### Text

# cute fleece Frog Lodge



## mary ellen (Mar 1, 2011)

*Has anyone gotten this cute fleece Frog Lodge for their hedgie? I'd like to know if it would be good for a hedgehog. It looks sooo cute, and I can just picture a little hedgie peeking out of the mouth. It is made for ferrets but it looks big enough for a hedgehog. I hope someone has this and can tell me how their hedgehog likes it. Thanks.*

http://www.ferret.com/item/marshall-fle ... ts/650744/


----------



## Rainy (Jul 27, 2011)

It's adorable and since it's fleece I would think that it's safe enough. Just watch out for loose threads and exposed seams.


----------



## SquiggyTheHedgie (Jul 26, 2011)

The only issue I can see is the rattle on the inside meant to entice the ferrets. If that can be removed without any seams poking out, I think it would make an adorable hedgie bag.


----------



## hanhan27 (May 12, 2011)

I have it!  

My hog is crazy about it. I wrote up a review for it in the reviews section, but A) I cut the rattle off easy peasy, B) I haven't had any problem with loose threads, and C) as far as negatives go, it's kind of annoying to clean, but I've found that a stiff scrubber brush & a tiny amount of non-scented hypoallergenic detergent work fine for hand washing - it's the rinsing cycle that bugs me... because of the material it's made out of, it holds water really well and it takes a long time to rinse the detergent out. And it takes 2 full days for it to air dry. My Mildred hates it when I wash it and pouts until it's dry enough to put back in her cage. :lol:


----------



## EtherealRose (Mar 15, 2012)

hanhan27 said:


> I have it!

######
### Records for this exercise

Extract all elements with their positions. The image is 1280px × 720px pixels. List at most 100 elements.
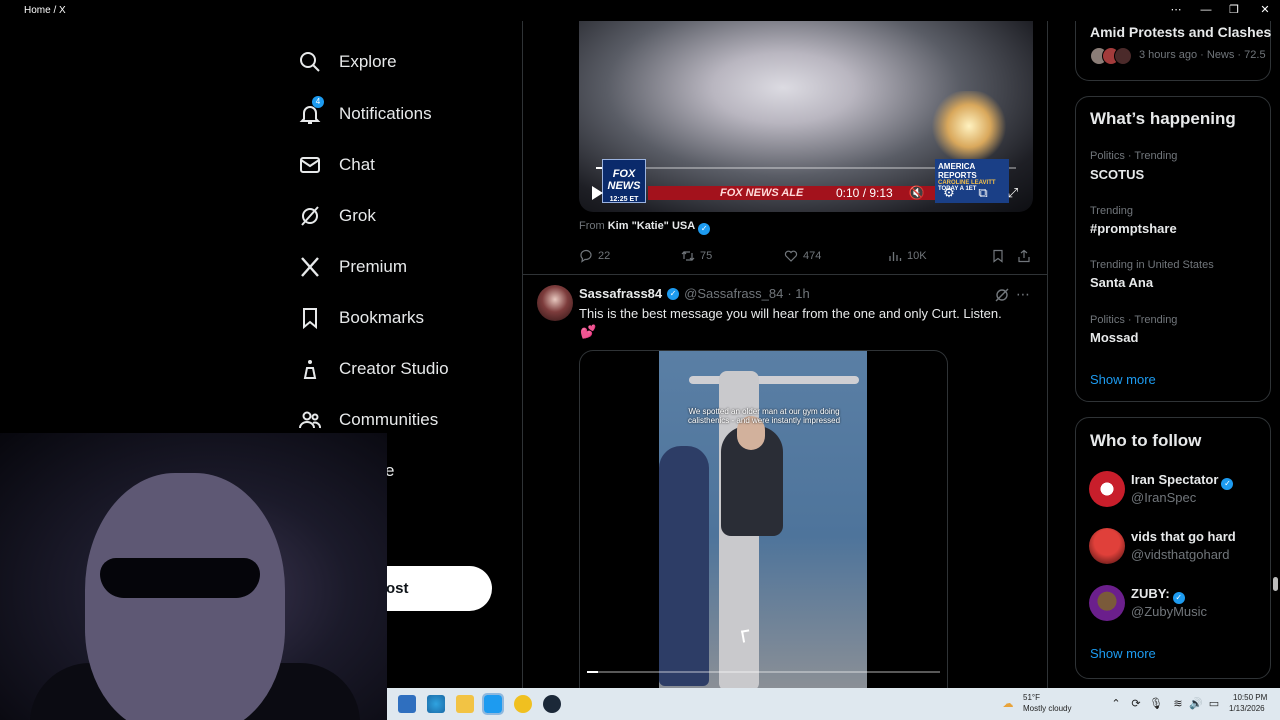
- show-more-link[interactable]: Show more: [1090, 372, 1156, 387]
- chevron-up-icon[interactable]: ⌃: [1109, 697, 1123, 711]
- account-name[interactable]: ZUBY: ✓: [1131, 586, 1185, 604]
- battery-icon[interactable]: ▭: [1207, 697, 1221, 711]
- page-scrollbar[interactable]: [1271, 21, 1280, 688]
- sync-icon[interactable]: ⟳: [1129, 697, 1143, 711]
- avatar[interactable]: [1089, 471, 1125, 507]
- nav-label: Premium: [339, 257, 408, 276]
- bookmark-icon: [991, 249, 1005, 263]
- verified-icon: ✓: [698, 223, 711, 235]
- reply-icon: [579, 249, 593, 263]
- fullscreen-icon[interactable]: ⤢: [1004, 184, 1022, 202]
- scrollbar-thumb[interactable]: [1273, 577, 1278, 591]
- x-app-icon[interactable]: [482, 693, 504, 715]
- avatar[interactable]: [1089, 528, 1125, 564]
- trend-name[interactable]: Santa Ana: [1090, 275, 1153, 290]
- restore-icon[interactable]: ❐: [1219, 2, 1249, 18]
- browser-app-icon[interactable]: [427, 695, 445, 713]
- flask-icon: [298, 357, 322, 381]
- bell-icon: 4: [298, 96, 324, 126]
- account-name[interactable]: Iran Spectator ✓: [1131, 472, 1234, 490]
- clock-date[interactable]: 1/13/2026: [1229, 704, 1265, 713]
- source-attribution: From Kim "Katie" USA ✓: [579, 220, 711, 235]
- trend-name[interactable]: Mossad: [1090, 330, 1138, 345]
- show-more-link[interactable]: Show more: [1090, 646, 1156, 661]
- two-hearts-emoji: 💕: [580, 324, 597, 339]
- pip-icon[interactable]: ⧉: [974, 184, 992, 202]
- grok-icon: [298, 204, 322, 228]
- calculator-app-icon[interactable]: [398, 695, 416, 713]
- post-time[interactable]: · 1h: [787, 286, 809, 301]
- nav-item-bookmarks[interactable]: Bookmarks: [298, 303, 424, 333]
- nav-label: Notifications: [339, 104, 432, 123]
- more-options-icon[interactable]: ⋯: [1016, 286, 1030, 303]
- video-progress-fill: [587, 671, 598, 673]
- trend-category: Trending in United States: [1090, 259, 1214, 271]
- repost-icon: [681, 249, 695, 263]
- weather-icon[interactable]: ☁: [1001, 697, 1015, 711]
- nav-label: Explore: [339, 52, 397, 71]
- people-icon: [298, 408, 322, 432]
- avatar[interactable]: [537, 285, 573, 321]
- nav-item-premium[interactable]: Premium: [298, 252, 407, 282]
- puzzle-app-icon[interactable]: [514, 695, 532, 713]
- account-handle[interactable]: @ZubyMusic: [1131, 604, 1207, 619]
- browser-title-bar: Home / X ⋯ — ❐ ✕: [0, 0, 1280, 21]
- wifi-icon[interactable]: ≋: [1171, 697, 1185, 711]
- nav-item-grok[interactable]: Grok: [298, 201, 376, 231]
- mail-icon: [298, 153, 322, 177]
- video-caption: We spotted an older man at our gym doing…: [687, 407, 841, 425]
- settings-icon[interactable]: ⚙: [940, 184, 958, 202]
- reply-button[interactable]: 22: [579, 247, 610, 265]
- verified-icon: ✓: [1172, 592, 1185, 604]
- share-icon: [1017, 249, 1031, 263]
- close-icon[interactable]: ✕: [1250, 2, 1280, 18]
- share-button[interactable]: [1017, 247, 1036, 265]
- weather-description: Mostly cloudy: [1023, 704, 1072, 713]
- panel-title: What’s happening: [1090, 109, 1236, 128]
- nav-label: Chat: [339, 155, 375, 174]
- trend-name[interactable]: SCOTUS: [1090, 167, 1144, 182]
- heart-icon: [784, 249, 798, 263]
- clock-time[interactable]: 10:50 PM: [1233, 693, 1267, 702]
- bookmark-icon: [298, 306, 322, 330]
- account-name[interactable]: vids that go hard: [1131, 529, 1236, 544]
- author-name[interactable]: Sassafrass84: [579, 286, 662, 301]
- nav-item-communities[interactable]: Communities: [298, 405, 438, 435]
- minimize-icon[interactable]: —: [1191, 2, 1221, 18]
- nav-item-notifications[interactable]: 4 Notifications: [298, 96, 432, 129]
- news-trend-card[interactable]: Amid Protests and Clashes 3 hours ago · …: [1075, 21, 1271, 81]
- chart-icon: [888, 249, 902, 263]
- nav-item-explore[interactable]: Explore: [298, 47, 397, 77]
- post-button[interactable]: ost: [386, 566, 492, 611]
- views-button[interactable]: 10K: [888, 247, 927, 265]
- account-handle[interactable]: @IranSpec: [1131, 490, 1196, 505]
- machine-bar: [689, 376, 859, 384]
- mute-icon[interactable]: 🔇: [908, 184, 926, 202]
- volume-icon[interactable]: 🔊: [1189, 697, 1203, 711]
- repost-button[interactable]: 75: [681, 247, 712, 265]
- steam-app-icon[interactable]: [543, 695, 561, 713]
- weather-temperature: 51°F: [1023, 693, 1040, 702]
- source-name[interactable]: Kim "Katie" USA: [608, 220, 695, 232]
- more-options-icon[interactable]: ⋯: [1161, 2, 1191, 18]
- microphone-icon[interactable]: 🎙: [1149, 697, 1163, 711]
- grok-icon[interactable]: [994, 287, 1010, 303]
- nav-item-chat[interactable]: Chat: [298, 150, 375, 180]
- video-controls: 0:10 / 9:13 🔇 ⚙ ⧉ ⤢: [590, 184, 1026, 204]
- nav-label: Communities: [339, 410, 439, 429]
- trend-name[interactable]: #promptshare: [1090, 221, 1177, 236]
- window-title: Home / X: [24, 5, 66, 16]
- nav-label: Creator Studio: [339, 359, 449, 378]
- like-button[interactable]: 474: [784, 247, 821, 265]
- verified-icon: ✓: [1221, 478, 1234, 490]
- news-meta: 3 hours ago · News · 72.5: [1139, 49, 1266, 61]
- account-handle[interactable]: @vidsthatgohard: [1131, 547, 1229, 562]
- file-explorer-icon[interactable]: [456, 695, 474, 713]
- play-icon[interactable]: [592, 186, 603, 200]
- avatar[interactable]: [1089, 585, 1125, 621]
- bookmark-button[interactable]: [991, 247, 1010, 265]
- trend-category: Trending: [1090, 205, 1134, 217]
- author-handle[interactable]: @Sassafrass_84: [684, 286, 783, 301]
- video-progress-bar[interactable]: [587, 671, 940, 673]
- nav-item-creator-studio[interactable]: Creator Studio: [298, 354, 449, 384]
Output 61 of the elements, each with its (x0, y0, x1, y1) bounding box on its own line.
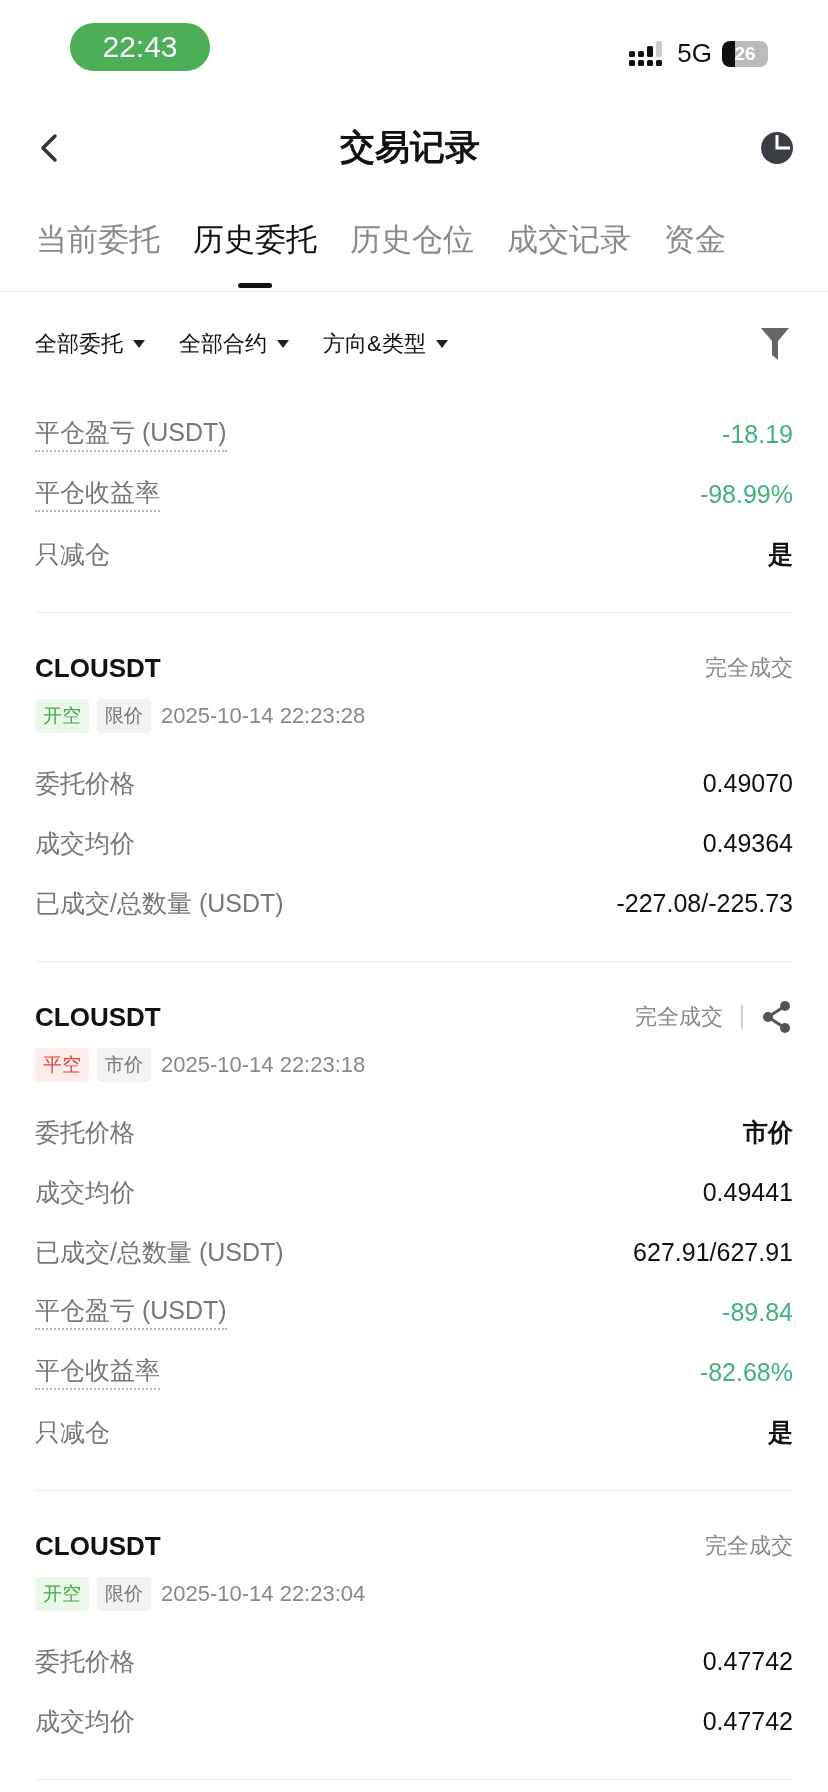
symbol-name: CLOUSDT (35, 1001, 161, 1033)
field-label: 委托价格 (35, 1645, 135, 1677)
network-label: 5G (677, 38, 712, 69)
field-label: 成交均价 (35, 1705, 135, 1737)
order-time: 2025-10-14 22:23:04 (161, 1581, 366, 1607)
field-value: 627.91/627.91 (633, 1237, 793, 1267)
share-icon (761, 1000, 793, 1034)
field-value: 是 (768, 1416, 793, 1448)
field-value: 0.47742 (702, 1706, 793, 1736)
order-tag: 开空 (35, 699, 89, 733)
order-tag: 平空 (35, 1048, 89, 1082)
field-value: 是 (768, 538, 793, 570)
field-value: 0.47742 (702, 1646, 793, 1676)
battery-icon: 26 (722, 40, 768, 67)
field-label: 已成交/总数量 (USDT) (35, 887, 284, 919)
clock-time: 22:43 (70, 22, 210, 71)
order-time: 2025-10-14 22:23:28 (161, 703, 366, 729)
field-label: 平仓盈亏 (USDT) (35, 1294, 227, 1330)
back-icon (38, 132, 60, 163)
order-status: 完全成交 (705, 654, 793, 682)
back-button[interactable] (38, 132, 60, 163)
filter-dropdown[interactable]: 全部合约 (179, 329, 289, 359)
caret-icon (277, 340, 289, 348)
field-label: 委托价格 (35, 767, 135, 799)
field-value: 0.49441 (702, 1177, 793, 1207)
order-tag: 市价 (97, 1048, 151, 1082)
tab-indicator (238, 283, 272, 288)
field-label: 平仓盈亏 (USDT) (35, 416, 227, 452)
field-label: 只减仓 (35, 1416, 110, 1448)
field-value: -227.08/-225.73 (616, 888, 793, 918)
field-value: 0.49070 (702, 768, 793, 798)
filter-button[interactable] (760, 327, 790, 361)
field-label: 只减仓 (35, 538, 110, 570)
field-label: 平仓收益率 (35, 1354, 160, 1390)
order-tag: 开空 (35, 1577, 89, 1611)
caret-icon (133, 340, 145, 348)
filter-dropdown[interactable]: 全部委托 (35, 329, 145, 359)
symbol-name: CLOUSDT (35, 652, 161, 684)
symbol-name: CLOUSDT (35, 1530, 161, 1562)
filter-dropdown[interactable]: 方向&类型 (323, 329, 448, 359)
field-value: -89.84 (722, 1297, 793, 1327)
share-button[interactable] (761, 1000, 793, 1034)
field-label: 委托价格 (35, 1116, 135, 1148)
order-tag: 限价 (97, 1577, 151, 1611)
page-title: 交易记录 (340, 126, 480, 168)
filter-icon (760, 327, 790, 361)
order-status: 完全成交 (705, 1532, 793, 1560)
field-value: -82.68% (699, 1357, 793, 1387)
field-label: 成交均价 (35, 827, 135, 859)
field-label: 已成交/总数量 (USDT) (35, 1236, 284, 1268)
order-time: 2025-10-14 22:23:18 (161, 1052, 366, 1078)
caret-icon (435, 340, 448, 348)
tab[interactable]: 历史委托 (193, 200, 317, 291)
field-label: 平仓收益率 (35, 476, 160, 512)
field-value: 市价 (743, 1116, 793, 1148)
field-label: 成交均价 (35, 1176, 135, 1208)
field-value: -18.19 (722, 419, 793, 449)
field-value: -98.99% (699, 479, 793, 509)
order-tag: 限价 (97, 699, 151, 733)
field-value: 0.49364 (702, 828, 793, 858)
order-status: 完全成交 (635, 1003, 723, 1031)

######

Problems –
1. List the usernames that head the posts in the frog lodge thread.
2. In the records, swap "Show more" for "See more" in everything from the line containing "372, 1156, 387]" down to the line containing "- avatar[interactable]: [1089, 471, 1125, 507]", and return only those lines.

Responses –
1.
mary ellen
Rainy
SquiggyTheHedgie
hanhan27
EtherealRose

2.
- show-more-link[interactable]: See more: [1090, 372, 1156, 387]
- chevron-up-icon[interactable]: ⌃: [1109, 697, 1123, 711]
- account-name[interactable]: ZUBY: ✓: [1131, 586, 1185, 604]
- battery-icon[interactable]: ▭: [1207, 697, 1221, 711]
- page-scrollbar[interactable]: [1271, 21, 1280, 688]
- sync-icon[interactable]: ⟳: [1129, 697, 1143, 711]
- avatar[interactable]: [1089, 471, 1125, 507]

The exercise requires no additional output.